---------- INPUT RECORDS ----------

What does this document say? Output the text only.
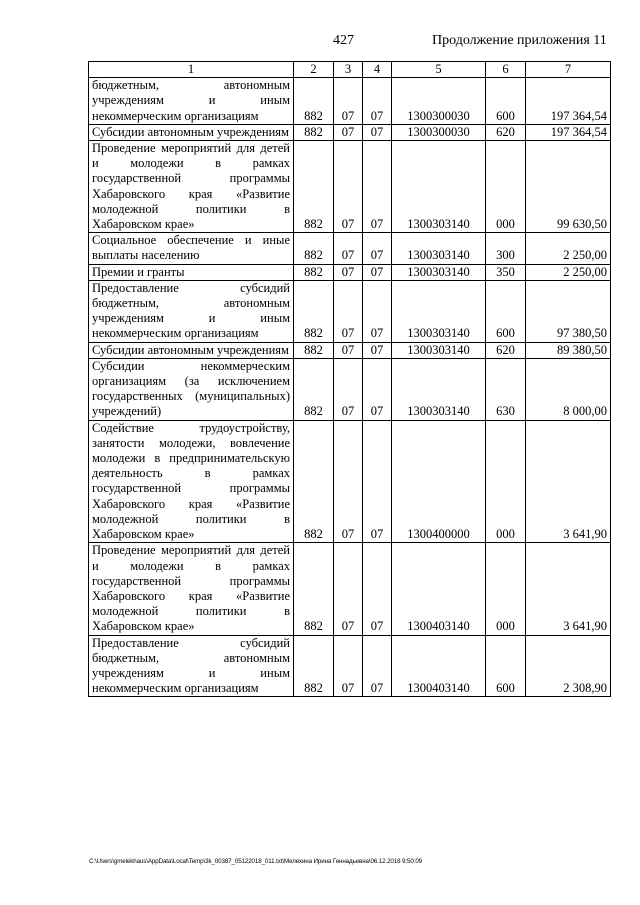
427	Продолжение приложения 11
1	2	3	4	5	6	7
бюджетным, автономным учреждениям и иным некоммерческим организациям	882	07	07	1300300030	600	197 364,54
Субсидии автономным учреждениям	882	07	07	1300300030	620	197 364,54
Проведение мероприятий для детей и молодежи в рамках государственной программы Хабаровского края «Развитие молодежной политики в Хабаровском крае»	882	07	07	1300303140	000	99 630,50
Социальное обеспечение и иные выплаты населению	882	07	07	1300303140	300	2 250,00
Премии и гранты	882	07	07	1300303140	350	2 250,00
Предоставление субсидий бюджетным, автономным учреждениям и иным некоммерческим организациям	882	07	07	1300303140	600	97 380,50
Субсидии автономным учреждениям	882	07	07	1300303140	620	89 380,50
Субсидии некоммерческим организациям (за исключением государственных (муниципальных) учреждений)	882	07	07	1300303140	630	8 000,00
Содействие трудоустройству, занятости молодежи, вовлечение молодежи в предпринимательскую деятельность в рамках государственной программы Хабаровского края «Развитие молодежной политики в Хабаровском крае»	882	07	07	1300400000	000	3 641,90
Проведение мероприятий для детей и молодежи в рамках государственной программы Хабаровского края «Развитие молодежной политики в Хабаровском крае»	882	07	07	1300403140	000	3 641,90
Предоставление субсидий бюджетным, автономным учреждениям и иным некоммерческим организациям	882	07	07	1300403140	600	2 308,90
C:\Users\gmelekhaus\AppData\Local\Temp\3k_00387_05122018_011.txt\Мелехина Ирина Геннадьевна\06.12.2018 9:50:09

----------

• [PROBLEM TO SOLVE] Set the listing down in full and exactly. Pictures within it should not appear in the copy.

• [FINISHED ANSWER]
What does this document say? Output the text only.
427	Продолжение приложения 11
1	2	3	4	5	6	7
бюджетным, автономным учреждениям и иным некоммерческим организациям	882	07	07	1300300030	600	197 364,54
Субсидии автономным учреждениям	882	07	07	1300300030	620	197 364,54
Проведение мероприятий для детей и молодежи в рамках государственной программы Хабаровского края «Развитие молодежной политики в Хабаровском крае»	882	07	07	1300303140	000	99 630,50
Социальное обеспечение и иные выплаты населению	882	07	07	1300303140	300	2 250,00
Премии и гранты	882	07	07	1300303140	350	2 250,00
Предоставление субсидий бюджетным, автономным учреждениям и иным некоммерческим организациям	882	07	07	1300303140	600	97 380,50
Субсидии автономным учреждениям	882	07	07	1300303140	620	89 380,50
Субсидии некоммерческим организациям (за исключением государственных (муниципальных) учреждений)	882	07	07	1300303140	630	8 000,00
Содействие трудоустройству, занятости молодежи, вовлечение молодежи в предпринимательскую деятельность в рамках государственной программы Хабаровского края «Развитие молодежной политики в Хабаровском крае»	882	07	07	1300400000	000	3 641,90
Проведение мероприятий для детей и молодежи в рамках государственной программы Хабаровского края «Развитие молодежной политики в Хабаровском крае»	882	07	07	1300403140	000	3 641,90
Предоставление субсидий бюджетным, автономным учреждениям и иным некоммерческим организациям	882	07	07	1300403140	600	2 308,90
C:\Users\gmelekhaus\AppData\Local\Temp\3k_00387_05122018_011.txt\Мелехина Ирина Геннадьевна\06.12.2018 9:50:09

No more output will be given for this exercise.